### Work order
Please filter the listing for the string "Science" and copy each matching line.

### Provided records
__________________________________________________
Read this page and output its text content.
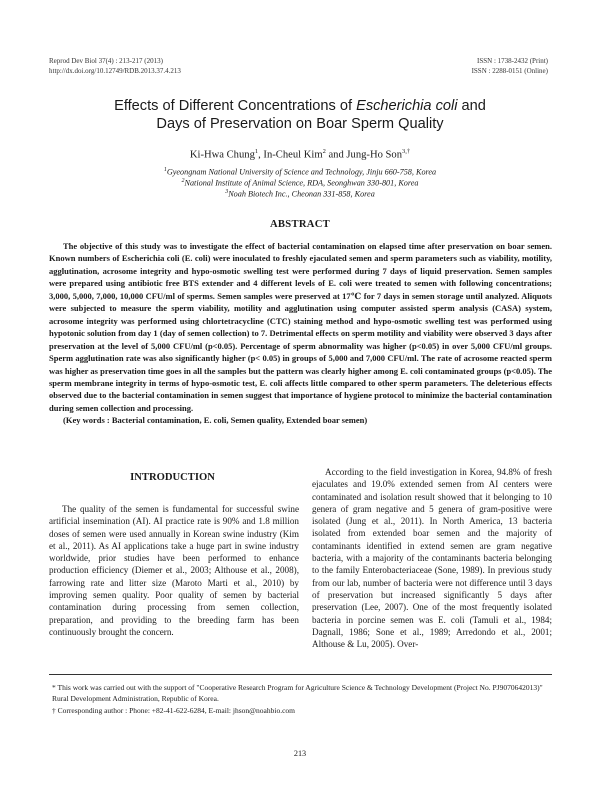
Reprod Dev Biol 37(4) : 213-217 (2013)
http://dx.doi.org/10.12749/RDB.2013.37.4.213
ISSN : 1738-2432 (Print)
ISSN : 2288-0151 (Online)
Effects of Different Concentrations of Escherichia coli and
Days of Preservation on Boar Sperm Quality
Ki-Hwa Chung$^1$, In-Cheul Kim$^2$ and Jung-Ho Son$^{3,\dagger}$
$^1$Gyeongnam National University of Science and Technology, Jinju 660-758, Korea
$^2$National Institute of Animal Science, RDA, Seonghwan 330-801, Korea
$^3$Noah Biotech Inc., Cheonan 331-858, Korea
ABSTRACT

The objective of this study was to investigate the effect of bacterial contamination on elapsed time after preservation on boar semen. Known numbers of Escherichia coli (E. coli) were inoculated to freshly ejaculated semen and sperm parameters such as viability, motility, agglutination, acrosome integrity and hypo-osmotic swelling test were performed during 7 days of liquid preservation. Semen samples were prepared using antibiotic free BTS extender and 4 different levels of E. coli were treated to semen with following concentrations; 3,000, 5,000, 7,000, 10,000 CFU/ml of sperms. Semen samples were preserved at 17℃ for 7 days in semen storage until analyzed. Aliquots were subjected to measure the sperm viability, motility and agglutination using computer assisted sperm analysis (CASA) system, acrosome integrity was performed using chlortetracycline (CTC) staining method and hypo-osmotic swelling test was performed using hypotonic solution from day 1 (day of semen collection) to 7. Detrimental effects on sperm motility and viability were observed 3 days after preservation at the level of 5,000 CFU/ml (p<0.05). Percentage of sperm abnormality was higher (p<0.05) in over 5,000 CFU/ml groups. Sperm agglutination rate was also significantly higher (p< 0.05) in groups of 5,000 and 7,000 CFU/ml. The rate of acrosome reacted sperm was higher as preservation time goes in all the samples but the pattern was clearly higher among E. coli contaminated groups (p<0.05). The sperm membrane integrity in terms of hypo-osmotic test, E. coli affects little compared to other sperm parameters. The deleterious effects observed due to the bacterial contamination in semen suggest that importance of hygiene protocol to minimize the bacterial contamination during semen collection and processing.

(Key words : Bacterial contamination, E. coli, Semen quality, Extended boar semen)

INTRODUCTION

The quality of the semen is fundamental for successful swine artificial insemination (AI). AI practice rate is 90% and 1.8 million doses of semen were used annually in Korean swine industry (Kim et al., 2011). As AI applications take a huge part in swine industry worldwide, prior studies have been performed to enhance production efficiency (Diemer et al., 2003; Althouse et al., 2008), farrowing rate and litter size (Maroto Marti et al., 2010) by improving semen quality. Poor quality of semen by bacterial contamination during processing from semen collection, preparation, and providing to the breeding farm has been continuously brought the concern.

According to the field investigation in Korea, 94.8% of fresh ejaculates and 19.0% extended semen from AI centers were contaminated and isolation result showed that it belonging to 10 genera of gram negative and 5 genera of gram-positive were isolated (Jung et al., 2011). In North America, 13 bacteria isolated from extended boar semen and the majority of contaminants identified in extend semen are gram negative bacteria, with a majority of the contaminants bacteria belonging to the family Enterobacteriaceae (Sone, 1989). In previous study from our lab, number of bacteria were not difference until 3 days of preservation but increased significantly 5 days after preservation (Lee, 2007). One of the most frequently isolated bacteria in porcine semen was E. coli (Tamuli et al., 1984; Dagnall, 1986; Sone et al., 1989; Arredondo et al., 2001; Althouse & Lu, 2005). Over-

* This work was carried out with the support of "Cooperative Research Program for Agriculture Science & Technology Development (Project No. PJ9070642013)" Rural Development Administration, Republic of Korea.

† Corresponding author : Phone: +82-41-622-6284, E-mail: jhson@noahbio.com

213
__________________________________________________
### Answer area
$^1$Gyeongnam National University of Science and Technology, Jinju 660-758, Korea
$^2$National Institute of Animal Science, RDA, Seonghwan 330-801, Korea
* This work was carried out with the support of "Cooperative Research Program for Agriculture Science & Technology Development (Project No. PJ9070642013)" Rural Development Administration, Republic of Korea.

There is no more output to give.